━━━━━ Material to process
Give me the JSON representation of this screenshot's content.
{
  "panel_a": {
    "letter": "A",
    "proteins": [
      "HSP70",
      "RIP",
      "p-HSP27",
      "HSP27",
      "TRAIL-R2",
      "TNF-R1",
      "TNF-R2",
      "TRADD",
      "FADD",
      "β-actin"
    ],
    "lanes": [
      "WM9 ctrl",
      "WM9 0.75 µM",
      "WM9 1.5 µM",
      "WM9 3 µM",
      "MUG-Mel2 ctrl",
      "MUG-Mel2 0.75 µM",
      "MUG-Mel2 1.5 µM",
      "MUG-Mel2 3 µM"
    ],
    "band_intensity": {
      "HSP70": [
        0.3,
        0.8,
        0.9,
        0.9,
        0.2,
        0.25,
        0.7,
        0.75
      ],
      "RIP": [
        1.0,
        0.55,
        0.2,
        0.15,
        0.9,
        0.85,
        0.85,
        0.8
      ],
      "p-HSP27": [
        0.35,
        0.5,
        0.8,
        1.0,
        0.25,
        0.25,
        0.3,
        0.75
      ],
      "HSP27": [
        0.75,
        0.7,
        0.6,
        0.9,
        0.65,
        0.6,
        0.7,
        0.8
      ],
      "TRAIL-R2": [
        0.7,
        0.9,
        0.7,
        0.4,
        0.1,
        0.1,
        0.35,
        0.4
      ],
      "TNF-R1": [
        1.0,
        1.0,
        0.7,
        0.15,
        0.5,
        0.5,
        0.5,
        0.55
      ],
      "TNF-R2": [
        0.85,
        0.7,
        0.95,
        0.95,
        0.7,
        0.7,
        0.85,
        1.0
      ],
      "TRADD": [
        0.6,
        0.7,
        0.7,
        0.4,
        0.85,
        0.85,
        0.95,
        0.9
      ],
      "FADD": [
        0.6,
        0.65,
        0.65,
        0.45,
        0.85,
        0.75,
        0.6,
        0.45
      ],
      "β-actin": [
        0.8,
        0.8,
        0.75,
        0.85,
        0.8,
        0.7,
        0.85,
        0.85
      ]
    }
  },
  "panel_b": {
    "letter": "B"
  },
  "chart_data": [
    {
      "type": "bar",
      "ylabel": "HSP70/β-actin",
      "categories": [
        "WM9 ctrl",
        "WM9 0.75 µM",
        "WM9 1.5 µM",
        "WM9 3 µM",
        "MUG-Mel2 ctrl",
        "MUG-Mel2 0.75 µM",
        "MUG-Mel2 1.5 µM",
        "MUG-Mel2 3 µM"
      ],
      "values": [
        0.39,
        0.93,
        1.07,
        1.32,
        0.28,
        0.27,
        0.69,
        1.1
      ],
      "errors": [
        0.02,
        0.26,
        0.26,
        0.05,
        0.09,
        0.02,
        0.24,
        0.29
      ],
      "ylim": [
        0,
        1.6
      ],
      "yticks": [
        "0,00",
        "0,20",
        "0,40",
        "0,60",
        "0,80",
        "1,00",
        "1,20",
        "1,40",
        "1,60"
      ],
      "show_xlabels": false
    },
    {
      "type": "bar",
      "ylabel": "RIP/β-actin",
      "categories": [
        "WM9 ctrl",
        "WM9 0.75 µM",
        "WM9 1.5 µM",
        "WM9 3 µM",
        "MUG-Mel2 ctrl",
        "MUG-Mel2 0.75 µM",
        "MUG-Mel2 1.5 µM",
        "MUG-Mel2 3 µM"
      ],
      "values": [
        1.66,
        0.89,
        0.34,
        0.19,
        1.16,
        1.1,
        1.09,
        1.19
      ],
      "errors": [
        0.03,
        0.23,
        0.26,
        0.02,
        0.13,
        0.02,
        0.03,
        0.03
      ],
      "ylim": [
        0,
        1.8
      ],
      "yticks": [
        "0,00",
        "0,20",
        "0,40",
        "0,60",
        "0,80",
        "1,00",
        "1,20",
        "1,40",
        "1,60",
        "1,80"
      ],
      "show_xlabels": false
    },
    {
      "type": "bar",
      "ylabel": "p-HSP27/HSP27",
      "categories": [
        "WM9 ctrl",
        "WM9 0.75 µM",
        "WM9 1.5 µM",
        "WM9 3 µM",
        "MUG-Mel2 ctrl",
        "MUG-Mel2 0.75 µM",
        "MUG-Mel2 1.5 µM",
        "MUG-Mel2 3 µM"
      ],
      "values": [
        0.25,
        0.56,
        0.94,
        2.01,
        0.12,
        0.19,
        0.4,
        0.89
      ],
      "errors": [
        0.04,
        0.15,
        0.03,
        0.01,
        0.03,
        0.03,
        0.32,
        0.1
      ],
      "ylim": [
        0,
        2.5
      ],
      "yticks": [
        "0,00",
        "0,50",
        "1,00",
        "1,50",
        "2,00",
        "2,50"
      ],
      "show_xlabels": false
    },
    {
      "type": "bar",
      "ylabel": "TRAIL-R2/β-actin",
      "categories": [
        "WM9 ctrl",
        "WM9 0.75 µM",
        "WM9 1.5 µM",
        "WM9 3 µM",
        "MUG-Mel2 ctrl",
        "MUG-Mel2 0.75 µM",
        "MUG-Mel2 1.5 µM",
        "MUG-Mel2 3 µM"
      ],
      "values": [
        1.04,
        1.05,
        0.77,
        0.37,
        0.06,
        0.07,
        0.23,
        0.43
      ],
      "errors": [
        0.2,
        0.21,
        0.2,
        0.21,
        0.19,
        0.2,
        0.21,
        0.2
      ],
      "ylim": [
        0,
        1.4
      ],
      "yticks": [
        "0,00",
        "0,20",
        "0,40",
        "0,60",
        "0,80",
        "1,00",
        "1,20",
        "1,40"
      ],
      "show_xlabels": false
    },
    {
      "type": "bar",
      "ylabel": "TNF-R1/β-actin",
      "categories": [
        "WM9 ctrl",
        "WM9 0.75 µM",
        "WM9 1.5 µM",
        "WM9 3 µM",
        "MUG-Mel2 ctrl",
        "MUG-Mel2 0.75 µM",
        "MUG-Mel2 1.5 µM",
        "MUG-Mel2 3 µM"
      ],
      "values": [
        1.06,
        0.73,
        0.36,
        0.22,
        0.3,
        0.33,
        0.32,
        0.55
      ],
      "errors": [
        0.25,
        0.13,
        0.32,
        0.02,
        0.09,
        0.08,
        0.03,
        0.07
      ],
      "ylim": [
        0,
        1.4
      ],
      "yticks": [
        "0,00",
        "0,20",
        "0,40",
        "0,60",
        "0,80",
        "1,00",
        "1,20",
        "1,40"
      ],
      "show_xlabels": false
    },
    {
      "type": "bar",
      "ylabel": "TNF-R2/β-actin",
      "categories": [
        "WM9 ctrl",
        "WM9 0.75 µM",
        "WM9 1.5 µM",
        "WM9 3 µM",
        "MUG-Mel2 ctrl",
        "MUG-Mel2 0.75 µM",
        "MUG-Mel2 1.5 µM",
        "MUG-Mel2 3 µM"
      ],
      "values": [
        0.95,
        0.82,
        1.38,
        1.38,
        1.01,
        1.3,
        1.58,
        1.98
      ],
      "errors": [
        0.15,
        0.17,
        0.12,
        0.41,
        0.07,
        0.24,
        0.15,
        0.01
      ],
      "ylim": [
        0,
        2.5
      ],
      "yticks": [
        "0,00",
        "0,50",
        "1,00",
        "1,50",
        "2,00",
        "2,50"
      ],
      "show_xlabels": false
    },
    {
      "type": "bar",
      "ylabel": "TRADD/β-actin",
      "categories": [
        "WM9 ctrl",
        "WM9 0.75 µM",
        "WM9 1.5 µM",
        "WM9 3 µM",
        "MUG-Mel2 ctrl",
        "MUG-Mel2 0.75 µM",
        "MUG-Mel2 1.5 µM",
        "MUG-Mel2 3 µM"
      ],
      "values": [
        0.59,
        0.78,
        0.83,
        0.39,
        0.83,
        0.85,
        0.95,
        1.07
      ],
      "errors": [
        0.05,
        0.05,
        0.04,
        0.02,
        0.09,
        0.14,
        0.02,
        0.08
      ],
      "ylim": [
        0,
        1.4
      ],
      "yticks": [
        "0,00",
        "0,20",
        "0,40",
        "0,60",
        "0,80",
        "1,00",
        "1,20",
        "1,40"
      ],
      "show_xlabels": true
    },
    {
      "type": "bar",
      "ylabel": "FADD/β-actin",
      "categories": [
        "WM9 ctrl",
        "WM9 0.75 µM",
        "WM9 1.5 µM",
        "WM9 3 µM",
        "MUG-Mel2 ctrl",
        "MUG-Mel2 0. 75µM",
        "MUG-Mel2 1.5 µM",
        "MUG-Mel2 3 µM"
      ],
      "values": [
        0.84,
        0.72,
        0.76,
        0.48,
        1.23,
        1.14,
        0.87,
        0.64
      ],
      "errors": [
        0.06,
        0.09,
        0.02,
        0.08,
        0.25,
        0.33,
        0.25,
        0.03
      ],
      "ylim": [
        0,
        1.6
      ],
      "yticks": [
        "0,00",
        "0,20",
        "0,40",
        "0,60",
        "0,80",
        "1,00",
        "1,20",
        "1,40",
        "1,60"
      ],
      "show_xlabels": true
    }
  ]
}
━━━━━━━━━━
● **Task objective**: All lines in the records with the string "actin" should be copied out.

● **Task solution**:
      "β-actin"
      "β-actin": [
      "ylabel": "HSP70/β-actin",
      "ylabel": "RIP/β-actin",
      "ylabel": "TRAIL-R2/β-actin",
      "ylabel": "TNF-R1/β-actin",
      "ylabel": "TNF-R2/β-actin",
      "ylabel": "TRADD/β-actin",
      "ylabel": "FADD/β-actin",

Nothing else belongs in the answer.